### Input for this task

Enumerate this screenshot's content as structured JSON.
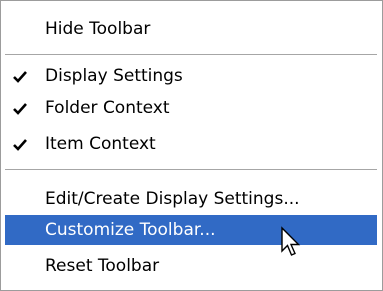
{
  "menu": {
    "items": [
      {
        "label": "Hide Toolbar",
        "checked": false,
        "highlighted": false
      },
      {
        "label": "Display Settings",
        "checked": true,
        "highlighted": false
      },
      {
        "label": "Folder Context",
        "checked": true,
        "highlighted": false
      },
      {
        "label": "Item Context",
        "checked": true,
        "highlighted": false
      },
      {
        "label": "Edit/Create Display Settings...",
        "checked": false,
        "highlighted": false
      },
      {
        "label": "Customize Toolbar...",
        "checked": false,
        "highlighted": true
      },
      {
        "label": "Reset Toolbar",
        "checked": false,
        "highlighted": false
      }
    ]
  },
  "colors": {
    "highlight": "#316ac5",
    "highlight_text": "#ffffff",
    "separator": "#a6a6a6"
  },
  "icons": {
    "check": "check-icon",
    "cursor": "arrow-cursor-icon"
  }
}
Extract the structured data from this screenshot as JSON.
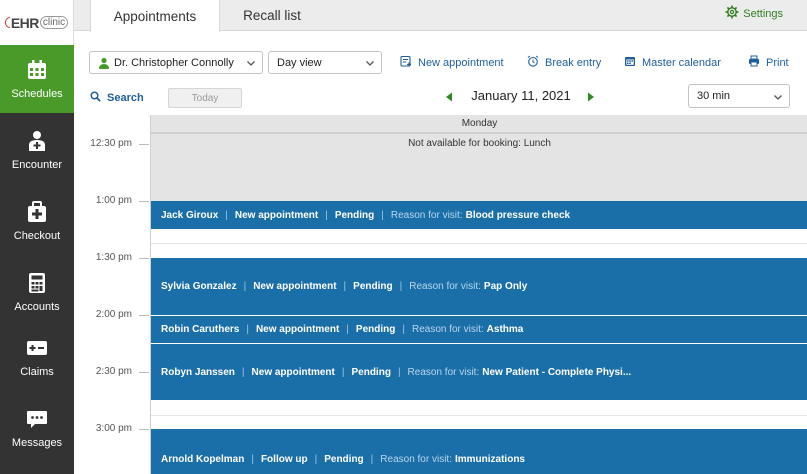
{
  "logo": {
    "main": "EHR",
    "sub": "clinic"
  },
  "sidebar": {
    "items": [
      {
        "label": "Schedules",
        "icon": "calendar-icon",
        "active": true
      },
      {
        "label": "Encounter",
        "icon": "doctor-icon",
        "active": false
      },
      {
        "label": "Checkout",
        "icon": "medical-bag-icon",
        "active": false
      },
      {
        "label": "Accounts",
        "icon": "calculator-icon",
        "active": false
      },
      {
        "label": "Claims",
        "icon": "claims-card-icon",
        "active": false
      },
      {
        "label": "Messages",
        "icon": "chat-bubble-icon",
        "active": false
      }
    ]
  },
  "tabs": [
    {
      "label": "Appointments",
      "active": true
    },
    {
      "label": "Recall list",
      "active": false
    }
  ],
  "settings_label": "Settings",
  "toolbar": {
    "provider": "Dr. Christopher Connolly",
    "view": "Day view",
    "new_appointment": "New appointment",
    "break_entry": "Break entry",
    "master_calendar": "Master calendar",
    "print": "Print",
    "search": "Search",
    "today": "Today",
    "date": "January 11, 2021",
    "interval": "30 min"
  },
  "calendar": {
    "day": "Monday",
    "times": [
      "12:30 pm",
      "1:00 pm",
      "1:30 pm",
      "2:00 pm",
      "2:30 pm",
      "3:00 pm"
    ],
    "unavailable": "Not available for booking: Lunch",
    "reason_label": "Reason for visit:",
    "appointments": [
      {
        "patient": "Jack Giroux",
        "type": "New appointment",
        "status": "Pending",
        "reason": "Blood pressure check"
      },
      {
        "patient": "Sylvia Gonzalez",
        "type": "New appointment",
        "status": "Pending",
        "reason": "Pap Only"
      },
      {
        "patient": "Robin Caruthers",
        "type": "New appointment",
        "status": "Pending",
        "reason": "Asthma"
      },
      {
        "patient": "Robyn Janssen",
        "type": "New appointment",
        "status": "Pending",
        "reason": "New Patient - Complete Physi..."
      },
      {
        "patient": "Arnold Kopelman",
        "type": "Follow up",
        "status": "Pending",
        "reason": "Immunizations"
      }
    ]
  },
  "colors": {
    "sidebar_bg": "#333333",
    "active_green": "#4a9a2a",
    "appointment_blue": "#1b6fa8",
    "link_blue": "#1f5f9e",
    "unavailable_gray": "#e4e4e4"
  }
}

######
### Input for this task

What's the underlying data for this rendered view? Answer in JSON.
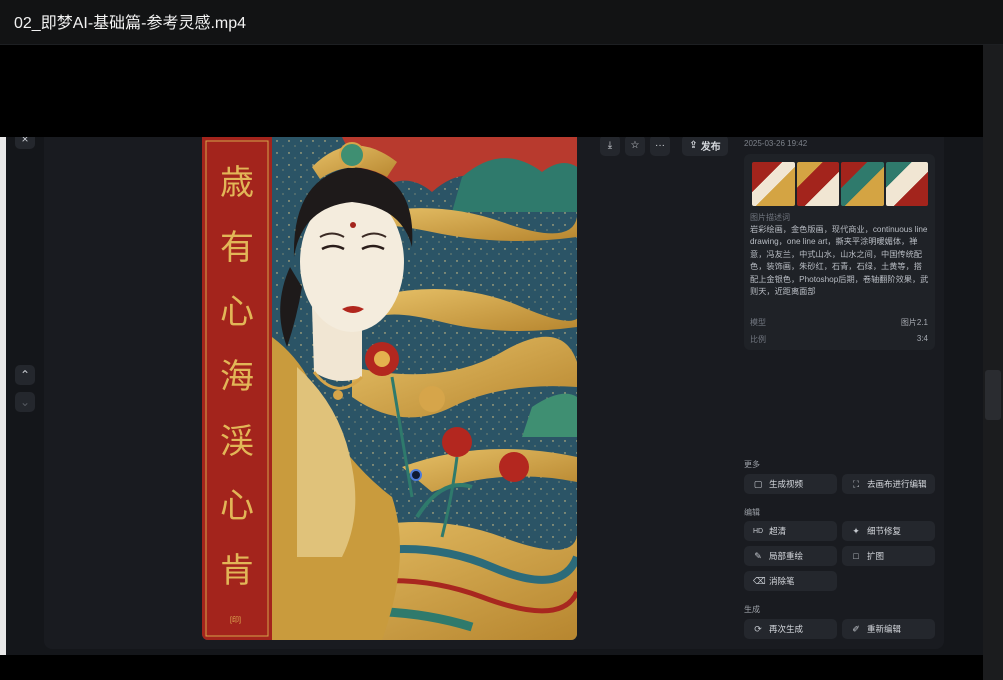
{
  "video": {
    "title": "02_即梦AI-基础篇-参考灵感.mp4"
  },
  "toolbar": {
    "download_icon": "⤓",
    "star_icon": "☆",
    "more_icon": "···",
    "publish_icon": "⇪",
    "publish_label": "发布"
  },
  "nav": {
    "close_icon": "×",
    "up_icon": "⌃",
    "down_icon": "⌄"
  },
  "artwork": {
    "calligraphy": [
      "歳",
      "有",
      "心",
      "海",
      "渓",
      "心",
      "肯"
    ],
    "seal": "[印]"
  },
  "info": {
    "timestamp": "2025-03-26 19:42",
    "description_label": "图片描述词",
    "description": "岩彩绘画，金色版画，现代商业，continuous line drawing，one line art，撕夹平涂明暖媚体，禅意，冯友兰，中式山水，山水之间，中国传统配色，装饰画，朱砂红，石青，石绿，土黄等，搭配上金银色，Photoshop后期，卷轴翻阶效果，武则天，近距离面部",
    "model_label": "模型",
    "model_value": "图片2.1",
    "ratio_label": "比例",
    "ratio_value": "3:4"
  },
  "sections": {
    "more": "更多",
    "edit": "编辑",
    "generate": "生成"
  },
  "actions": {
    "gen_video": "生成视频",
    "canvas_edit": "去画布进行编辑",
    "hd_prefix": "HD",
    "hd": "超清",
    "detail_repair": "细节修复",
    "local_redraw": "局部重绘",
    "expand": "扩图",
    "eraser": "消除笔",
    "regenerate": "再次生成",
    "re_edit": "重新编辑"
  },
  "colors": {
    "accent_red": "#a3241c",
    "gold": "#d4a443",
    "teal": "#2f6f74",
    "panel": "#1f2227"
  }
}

######

- [The exercise] Return every line in the listing that contains the word "data".

- [Answer to this task]
Extract the structured data from this screenshot as JSON.
What's the underlying data for this rendered view? Answer in JSON.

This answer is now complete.